Aim: Repeat all of the records verbatim.

Extracted data:
********************

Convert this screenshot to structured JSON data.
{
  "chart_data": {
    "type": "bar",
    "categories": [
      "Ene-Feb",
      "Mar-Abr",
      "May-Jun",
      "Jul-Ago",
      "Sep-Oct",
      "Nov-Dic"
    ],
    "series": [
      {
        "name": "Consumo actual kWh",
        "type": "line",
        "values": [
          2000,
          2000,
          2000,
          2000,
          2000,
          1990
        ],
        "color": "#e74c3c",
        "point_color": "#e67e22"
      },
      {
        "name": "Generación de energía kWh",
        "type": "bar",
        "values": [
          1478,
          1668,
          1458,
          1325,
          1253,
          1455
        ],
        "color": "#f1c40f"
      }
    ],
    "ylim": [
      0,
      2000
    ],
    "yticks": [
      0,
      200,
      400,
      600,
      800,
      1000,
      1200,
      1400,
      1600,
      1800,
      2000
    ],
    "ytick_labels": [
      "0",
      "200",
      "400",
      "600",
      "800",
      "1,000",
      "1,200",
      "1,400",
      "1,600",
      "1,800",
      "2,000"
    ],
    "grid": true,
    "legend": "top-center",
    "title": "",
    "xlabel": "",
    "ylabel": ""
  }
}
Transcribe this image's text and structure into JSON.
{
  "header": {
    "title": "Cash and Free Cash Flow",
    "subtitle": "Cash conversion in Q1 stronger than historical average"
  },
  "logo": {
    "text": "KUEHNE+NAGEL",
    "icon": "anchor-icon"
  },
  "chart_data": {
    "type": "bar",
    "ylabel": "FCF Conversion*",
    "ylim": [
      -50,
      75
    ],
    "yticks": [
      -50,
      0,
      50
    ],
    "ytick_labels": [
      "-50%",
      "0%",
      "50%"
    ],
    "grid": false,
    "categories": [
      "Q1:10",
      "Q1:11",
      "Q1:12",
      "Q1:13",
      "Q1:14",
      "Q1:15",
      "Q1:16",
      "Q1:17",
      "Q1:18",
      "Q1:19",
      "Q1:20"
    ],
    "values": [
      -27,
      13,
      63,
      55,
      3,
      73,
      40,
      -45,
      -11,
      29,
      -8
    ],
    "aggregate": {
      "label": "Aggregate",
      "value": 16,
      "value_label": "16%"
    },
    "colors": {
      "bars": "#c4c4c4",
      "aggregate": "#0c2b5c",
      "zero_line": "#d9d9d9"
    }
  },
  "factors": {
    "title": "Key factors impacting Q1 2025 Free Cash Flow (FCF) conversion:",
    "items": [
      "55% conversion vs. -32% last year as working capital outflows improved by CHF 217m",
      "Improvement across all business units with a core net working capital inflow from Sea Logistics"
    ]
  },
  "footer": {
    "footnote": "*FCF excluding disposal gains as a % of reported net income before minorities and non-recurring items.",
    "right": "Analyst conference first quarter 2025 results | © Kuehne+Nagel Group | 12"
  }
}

********************

Solution:
Convert this screenshot to structured JSON data.
{
  "chart_data": {
    "type": "bar",
    "categories": [
      "Ene-Feb",
      "Mar-Abr",
      "May-Jun",
      "Jul-Ago",
      "Sep-Oct",
      "Nov-Dic"
    ],
    "series": [
      {
        "name": "Consumo actual kWh",
        "type": "line",
        "values": [
          2000,
          2000,
          2000,
          2000,
          2000,
          1990
        ],
        "color": "#e74c3c",
        "point_color": "#e67e22"
      },
      {
        "name": "Generación de energía kWh",
        "type": "bar",
        "values": [
          1478,
          1668,
          1458,
          1325,
          1253,
          1455
        ],
        "color": "#f1c40f"
      }
    ],
    "ylim": [
      0,
      2000
    ],
    "yticks": [
      0,
      200,
      400,
      600,
      800,
      1000,
      1200,
      1400,
      1600,
      1800,
      2000
    ],
    "ytick_labels": [
      "0",
      "200",
      "400",
      "600",
      "800",
      "1,000",
      "1,200",
      "1,400",
      "1,600",
      "1,800",
      "2,000"
    ],
    "grid": true,
    "legend": "top-center",
    "title": "",
    "xlabel": "",
    "ylabel": ""
  }
}
Transcribe this image's text and structure into JSON.
{
  "header": {
    "title": "Cash and Free Cash Flow",
    "subtitle": "Cash conversion in Q1 stronger than historical average"
  },
  "logo": {
    "text": "KUEHNE+NAGEL",
    "icon": "anchor-icon"
  },
  "chart_data": {
    "type": "bar",
    "ylabel": "FCF Conversion*",
    "ylim": [
      -50,
      75
    ],
    "yticks": [
      -50,
      0,
      50
    ],
    "ytick_labels": [
      "-50%",
      "0%",
      "50%"
    ],
    "grid": false,
    "categories": [
      "Q1:10",
      "Q1:11",
      "Q1:12",
      "Q1:13",
      "Q1:14",
      "Q1:15",
      "Q1:16",
      "Q1:17",
      "Q1:18",
      "Q1:19",
      "Q1:20"
    ],
    "values": [
      -27,
      13,
      63,
      55,
      3,
      73,
      40,
      -45,
      -11,
      29,
      -8
    ],
    "aggregate": {
      "label": "Aggregate",
      "value": 16,
      "value_label": "16%"
    },
    "colors": {
      "bars": "#c4c4c4",
      "aggregate": "#0c2b5c",
      "zero_line": "#d9d9d9"
    }
  },
  "factors": {
    "title": "Key factors impacting Q1 2025 Free Cash Flow (FCF) conversion:",
    "items": [
      "55% conversion vs. -32% last year as working capital outflows improved by CHF 217m",
      "Improvement across all business units with a core net working capital inflow from Sea Logistics"
    ]
  },
  "footer": {
    "footnote": "*FCF excluding disposal gains as a % of reported net income before minorities and non-recurring items.",
    "right": "Analyst conference first quarter 2025 results | © Kuehne+Nagel Group | 12"
  }
}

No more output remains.